Comb through the entries for "segundo" and pull out each line that holds it.
# # # # #
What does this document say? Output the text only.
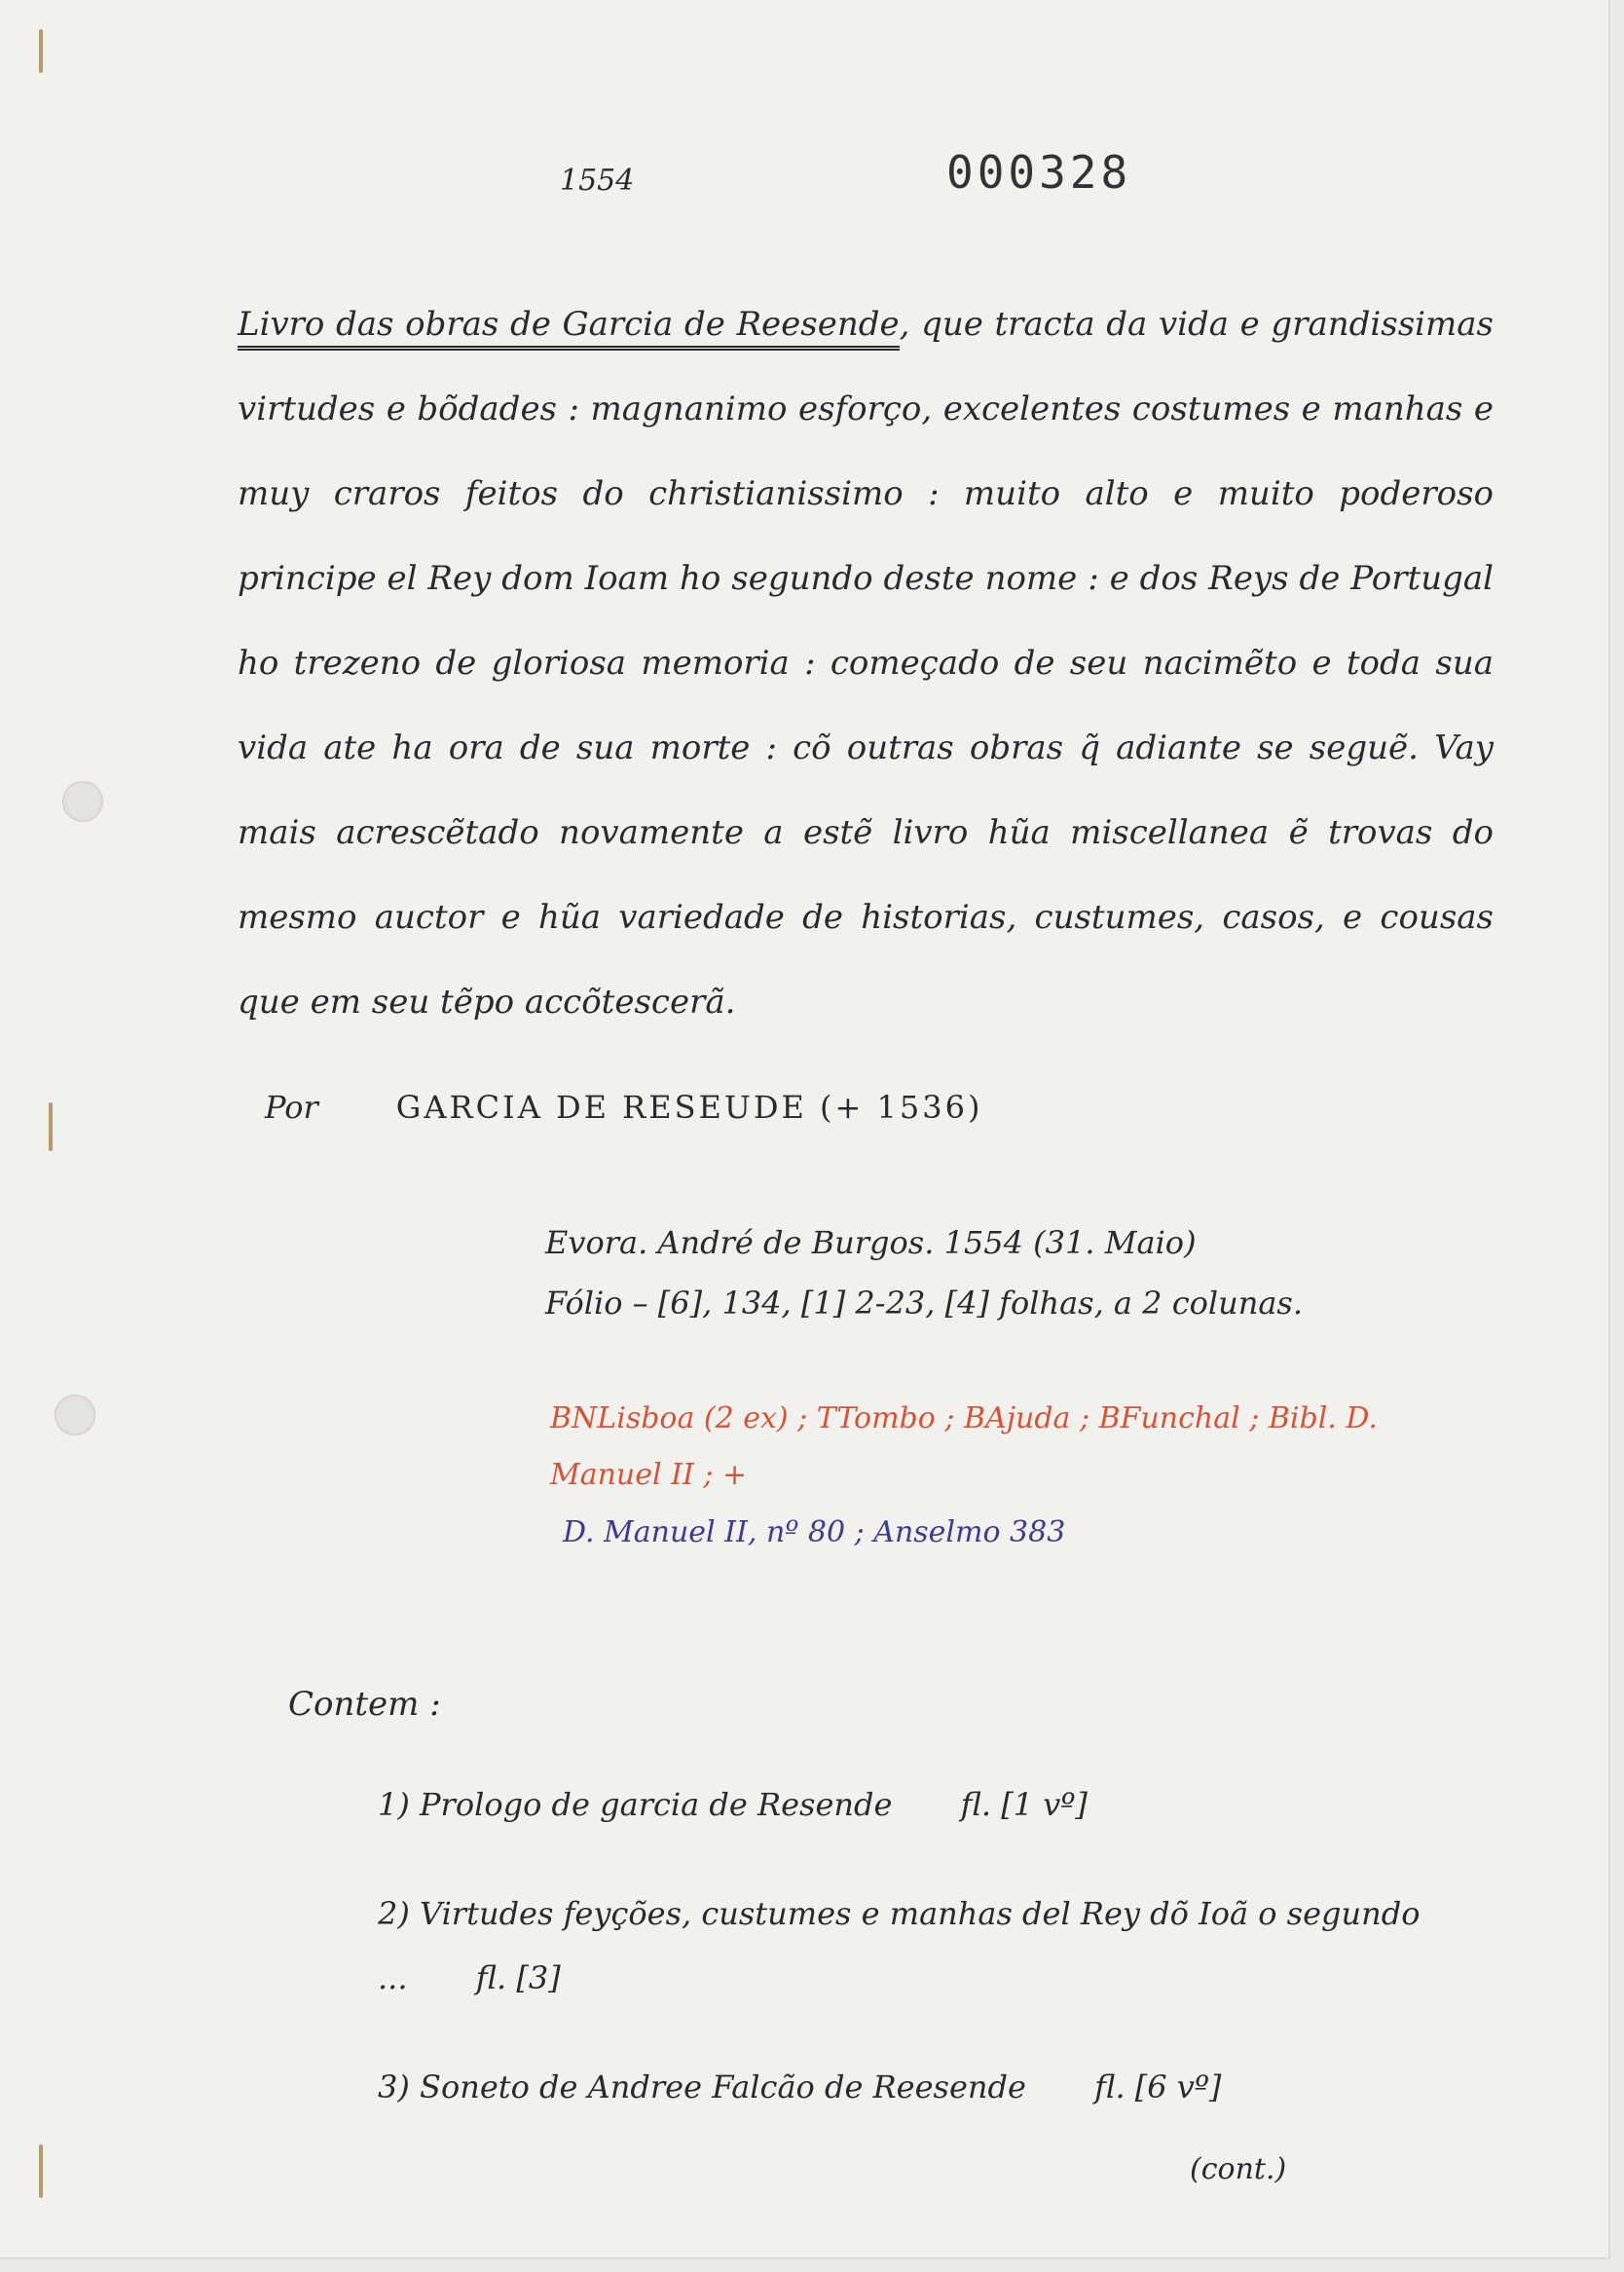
1554	000328
Livro das obras de Garcia de Reesende, que tracta da vida e grandissimas virtudes e bõdades : magnanimo esforço, excelentes costumes e manhas e muy craros feitos do christianissimo : muito alto e muito poderoso principe el Rey dom Ioam ho segundo deste nome : e dos Reys de Portugal ho trezeno de gloriosa memoria : começado de seu nacimẽto e toda sua vida ate ha ora de sua morte : cõ outras obras q̃ adiante se seguẽ. Vay mais acrescẽtado novamente a estẽ livro hũa miscellanea ẽ trovas do mesmo auctor e hũa variedade de historias, custumes, casos, e cousas que em seu tẽpo accõtescerã.
Por	GARCIA DE RESEUDE (+ 1536)
Evora. André de Burgos. 1554 (31. Maio)
Fólio – [6], 134, [1] 2-23, [4] folhas, a 2 colunas.
BNLisboa (2 ex) ; TTombo ; BAjuda ; BFunchal ; Bibl. D. Manuel II ; +
D. Manuel II, nº 80 ; Anselmo 383
Contem :
1) Prologo de garcia de Resende fl. [1 vº]
2) Virtudes feyções, custumes e manhas del Rey dõ Ioã o segundo ... fl. [3]
3) Soneto de Andree Falcão de Reesende fl. [6 vº]
(cont.)
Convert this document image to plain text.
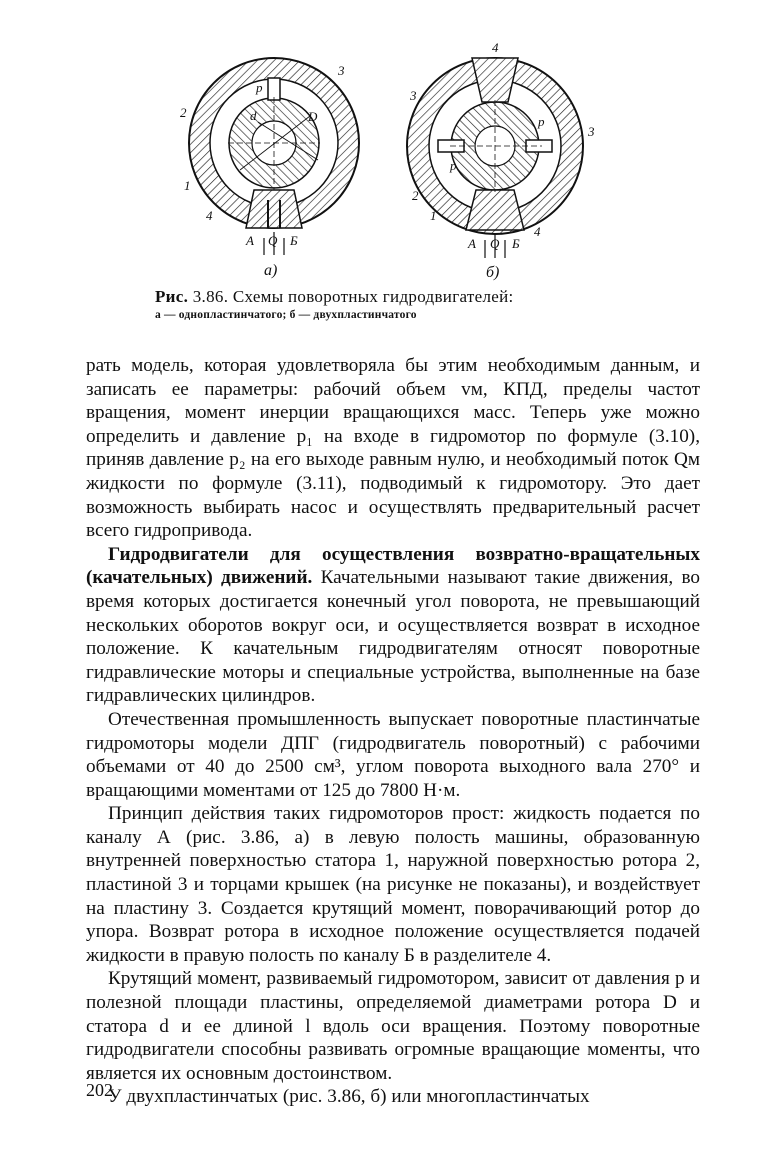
3
2
1
4
р
d	D
A Q Б
4
3
3
2
1
4
р
р
A Q Б
а)	б)
Рис. 3.86. Схемы поворотных гидродвигателей:
а — однопластинчатого; б — двухпластинчатого

рать модель, которая удовлетворяла бы этим необходимым данным, и записать ее параметры: рабочий объем vм, КПД, пределы частот вращения, момент инерции вращающихся масс. Теперь уже можно определить и давление p₁ на входе в гидромотор по формуле (3.10), приняв давление p₂ на его выходе равным нулю, и необходимый поток Qм жидкости по формуле (3.11), подводимый к гидромотору. Это дает возможность выбирать насос и осуществлять предварительный расчет всего гидропривода.

Гидродвигатели для осуществления возвратно-вращательных (качательных) движений. Качательными называют такие движения, во время которых достигается конечный угол поворота, не превышающий нескольких оборотов вокруг оси, и осуществляется возврат в исходное положение. К качательным гидродвигателям относят поворотные гидравлические моторы и специальные устройства, выполненные на базе гидравлических цилиндров.

Отечественная промышленность выпускает поворотные пластинчатые гидромоторы модели ДПГ (гидродвигатель поворотный) с рабочими объемами от 40 до 2500 см³, углом поворота выходного вала 270° и вращающими моментами от 125 до 7800 Н·м.

Принцип действия таких гидромоторов прост: жидкость подается по каналу А (рис. 3.86, а) в левую полость машины, образованную внутренней поверхностью статора 1, наружной поверхностью ротора 2, пластиной 3 и торцами крышек (на рисунке не показаны), и воздействует на пластину 3. Создается крутящий момент, поворачивающий ротор до упора. Возврат ротора в исходное положение осуществляется подачей жидкости в правую полость по каналу Б в разделителе 4.

Крутящий момент, развиваемый гидромотором, зависит от давления p и полезной площади пластины, определяемой диаметрами ротора D и статора d и ее длиной l вдоль оси вращения. Поэтому поворотные гидродвигатели способны развивать огромные вращающие моменты, что является их основным достоинством.

У двухпластинчатых (рис. 3.86, б) или многопластинчатых

202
# # # # #
## Exercise answer
Livro das obras de Garcia de Reesende, que tracta da vida e grandissimas virtudes e bõdades : magnanimo esforço, excelentes costumes e manhas e muy craros feitos do christianissimo : muito alto e muito poderoso principe el Rey dom Ioam ho segundo deste nome : e dos Reys de Portugal ho trezeno de gloriosa memoria : começado de seu nacimẽto e toda sua vida ate ha ora de sua morte : cõ outras obras q̃ adiante se seguẽ. Vay mais acrescẽtado novamente a estẽ livro hũa miscellanea ẽ trovas do mesmo auctor e hũa variedade de historias, custumes, casos, e cousas que em seu tẽpo accõtescerã.
2) Virtudes feyções, custumes e manhas del Rey dõ Ioã o segundo ... fl. [3]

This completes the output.